[Dataset rows]
* Begin *
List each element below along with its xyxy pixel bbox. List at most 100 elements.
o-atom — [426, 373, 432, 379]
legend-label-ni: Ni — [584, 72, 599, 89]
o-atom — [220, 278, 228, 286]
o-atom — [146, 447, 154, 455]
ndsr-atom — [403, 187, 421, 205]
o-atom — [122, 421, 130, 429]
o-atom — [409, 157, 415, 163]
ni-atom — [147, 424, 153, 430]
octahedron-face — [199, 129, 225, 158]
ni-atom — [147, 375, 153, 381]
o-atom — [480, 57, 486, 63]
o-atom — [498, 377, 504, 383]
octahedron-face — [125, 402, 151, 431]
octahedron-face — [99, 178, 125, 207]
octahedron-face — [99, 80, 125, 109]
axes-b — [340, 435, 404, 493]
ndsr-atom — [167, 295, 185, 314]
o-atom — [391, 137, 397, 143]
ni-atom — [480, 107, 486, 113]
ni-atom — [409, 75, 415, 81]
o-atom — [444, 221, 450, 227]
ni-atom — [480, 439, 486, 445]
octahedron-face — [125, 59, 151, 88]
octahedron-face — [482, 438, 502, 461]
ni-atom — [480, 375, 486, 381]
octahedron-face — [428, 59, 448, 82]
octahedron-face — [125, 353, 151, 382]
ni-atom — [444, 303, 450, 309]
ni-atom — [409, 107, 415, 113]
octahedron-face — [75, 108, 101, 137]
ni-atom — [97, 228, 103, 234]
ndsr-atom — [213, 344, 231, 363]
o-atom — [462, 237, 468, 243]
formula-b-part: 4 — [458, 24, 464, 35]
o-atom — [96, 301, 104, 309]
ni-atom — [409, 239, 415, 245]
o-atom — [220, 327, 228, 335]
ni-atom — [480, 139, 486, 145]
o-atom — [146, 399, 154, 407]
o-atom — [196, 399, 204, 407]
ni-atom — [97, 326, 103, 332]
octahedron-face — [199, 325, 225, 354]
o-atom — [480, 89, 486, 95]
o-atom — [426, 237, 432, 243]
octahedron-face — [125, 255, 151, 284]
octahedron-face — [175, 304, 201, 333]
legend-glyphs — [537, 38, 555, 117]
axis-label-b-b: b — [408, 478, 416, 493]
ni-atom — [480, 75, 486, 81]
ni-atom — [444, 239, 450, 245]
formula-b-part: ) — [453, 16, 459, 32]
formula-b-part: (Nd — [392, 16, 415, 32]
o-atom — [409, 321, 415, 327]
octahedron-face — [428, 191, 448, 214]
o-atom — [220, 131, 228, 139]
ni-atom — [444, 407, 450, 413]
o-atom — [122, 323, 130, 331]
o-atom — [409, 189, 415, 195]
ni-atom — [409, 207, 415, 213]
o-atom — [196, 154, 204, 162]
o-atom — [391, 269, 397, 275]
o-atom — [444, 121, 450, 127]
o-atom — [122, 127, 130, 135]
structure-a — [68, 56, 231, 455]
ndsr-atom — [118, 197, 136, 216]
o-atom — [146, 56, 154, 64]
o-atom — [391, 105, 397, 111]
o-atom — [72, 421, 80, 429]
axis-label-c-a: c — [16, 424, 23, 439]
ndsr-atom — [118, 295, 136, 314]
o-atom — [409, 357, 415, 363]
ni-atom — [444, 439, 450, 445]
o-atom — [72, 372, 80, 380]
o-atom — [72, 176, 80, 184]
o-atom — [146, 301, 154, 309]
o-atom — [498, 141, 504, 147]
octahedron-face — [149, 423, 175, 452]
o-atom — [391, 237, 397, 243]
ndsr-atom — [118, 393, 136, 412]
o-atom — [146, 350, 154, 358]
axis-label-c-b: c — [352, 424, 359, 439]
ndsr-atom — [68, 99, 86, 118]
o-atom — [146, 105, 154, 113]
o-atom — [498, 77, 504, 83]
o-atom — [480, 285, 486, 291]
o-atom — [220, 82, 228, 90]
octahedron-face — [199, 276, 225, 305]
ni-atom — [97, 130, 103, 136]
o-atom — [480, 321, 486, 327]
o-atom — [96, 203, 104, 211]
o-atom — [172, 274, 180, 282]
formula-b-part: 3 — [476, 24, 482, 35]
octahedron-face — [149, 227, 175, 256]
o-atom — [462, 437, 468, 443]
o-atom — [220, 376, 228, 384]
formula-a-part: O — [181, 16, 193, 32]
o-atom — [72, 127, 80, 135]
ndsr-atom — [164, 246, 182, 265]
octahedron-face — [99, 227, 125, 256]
* End *
Rewrite all of the data above, changing "at most" to "no more than" and keeping everything else the same.

List each element below along with its xyxy pixel bbox. List no more than 100 elements.
o-atom — [426, 373, 432, 379]
legend-label-ni: Ni — [584, 72, 599, 89]
o-atom — [220, 278, 228, 286]
o-atom — [146, 447, 154, 455]
ndsr-atom — [403, 187, 421, 205]
o-atom — [122, 421, 130, 429]
o-atom — [409, 157, 415, 163]
ni-atom — [147, 424, 153, 430]
octahedron-face — [199, 129, 225, 158]
ni-atom — [147, 375, 153, 381]
o-atom — [480, 57, 486, 63]
o-atom — [498, 377, 504, 383]
octahedron-face — [125, 402, 151, 431]
octahedron-face — [99, 178, 125, 207]
octahedron-face — [99, 80, 125, 109]
axes-b — [340, 435, 404, 493]
ndsr-atom — [167, 295, 185, 314]
o-atom — [391, 137, 397, 143]
ni-atom — [480, 107, 486, 113]
ni-atom — [409, 75, 415, 81]
o-atom — [444, 221, 450, 227]
ni-atom — [480, 439, 486, 445]
octahedron-face — [125, 59, 151, 88]
octahedron-face — [482, 438, 502, 461]
ni-atom — [480, 375, 486, 381]
octahedron-face — [428, 59, 448, 82]
octahedron-face — [125, 353, 151, 382]
ni-atom — [444, 303, 450, 309]
ni-atom — [409, 107, 415, 113]
octahedron-face — [75, 108, 101, 137]
ni-atom — [97, 228, 103, 234]
ndsr-atom — [213, 344, 231, 363]
o-atom — [462, 237, 468, 243]
formula-b-part: 4 — [458, 24, 464, 35]
o-atom — [96, 301, 104, 309]
ni-atom — [409, 239, 415, 245]
o-atom — [220, 327, 228, 335]
ni-atom — [480, 139, 486, 145]
o-atom — [146, 399, 154, 407]
o-atom — [196, 399, 204, 407]
ni-atom — [97, 326, 103, 332]
octahedron-face — [199, 325, 225, 354]
o-atom — [480, 89, 486, 95]
o-atom — [426, 237, 432, 243]
octahedron-face — [125, 255, 151, 284]
octahedron-face — [175, 304, 201, 333]
legend-glyphs — [537, 38, 555, 117]
axis-label-b-b: b — [408, 478, 416, 493]
ni-atom — [480, 75, 486, 81]
ni-atom — [444, 239, 450, 245]
formula-b-part: ) — [453, 16, 459, 32]
formula-b-part: (Nd — [392, 16, 415, 32]
o-atom — [409, 321, 415, 327]
octahedron-face — [428, 191, 448, 214]
o-atom — [220, 131, 228, 139]
ni-atom — [444, 407, 450, 413]
o-atom — [122, 323, 130, 331]
o-atom — [409, 189, 415, 195]
ni-atom — [409, 207, 415, 213]
o-atom — [196, 154, 204, 162]
o-atom — [391, 269, 397, 275]
o-atom — [444, 121, 450, 127]
o-atom — [122, 127, 130, 135]
structure-a — [68, 56, 231, 455]
ndsr-atom — [118, 197, 136, 216]
o-atom — [146, 56, 154, 64]
o-atom — [391, 105, 397, 111]
o-atom — [72, 421, 80, 429]
axis-label-c-a: c — [16, 424, 23, 439]
ndsr-atom — [118, 295, 136, 314]
o-atom — [409, 357, 415, 363]
ni-atom — [444, 439, 450, 445]
o-atom — [72, 372, 80, 380]
o-atom — [72, 176, 80, 184]
o-atom — [146, 301, 154, 309]
o-atom — [498, 141, 504, 147]
octahedron-face — [149, 423, 175, 452]
o-atom — [391, 237, 397, 243]
ndsr-atom — [118, 393, 136, 412]
o-atom — [146, 350, 154, 358]
axis-label-c-b: c — [352, 424, 359, 439]
ndsr-atom — [68, 99, 86, 118]
o-atom — [146, 105, 154, 113]
o-atom — [498, 77, 504, 83]
o-atom — [480, 285, 486, 291]
o-atom — [220, 82, 228, 90]
octahedron-face — [199, 276, 225, 305]
ni-atom — [97, 130, 103, 136]
o-atom — [480, 321, 486, 327]
o-atom — [96, 203, 104, 211]
o-atom — [172, 274, 180, 282]
formula-b-part: 3 — [476, 24, 482, 35]
octahedron-face — [149, 227, 175, 256]
o-atom — [462, 437, 468, 443]
o-atom — [220, 376, 228, 384]
formula-a-part: O — [181, 16, 193, 32]
o-atom — [72, 127, 80, 135]
ndsr-atom — [164, 246, 182, 265]
octahedron-face — [99, 227, 125, 256]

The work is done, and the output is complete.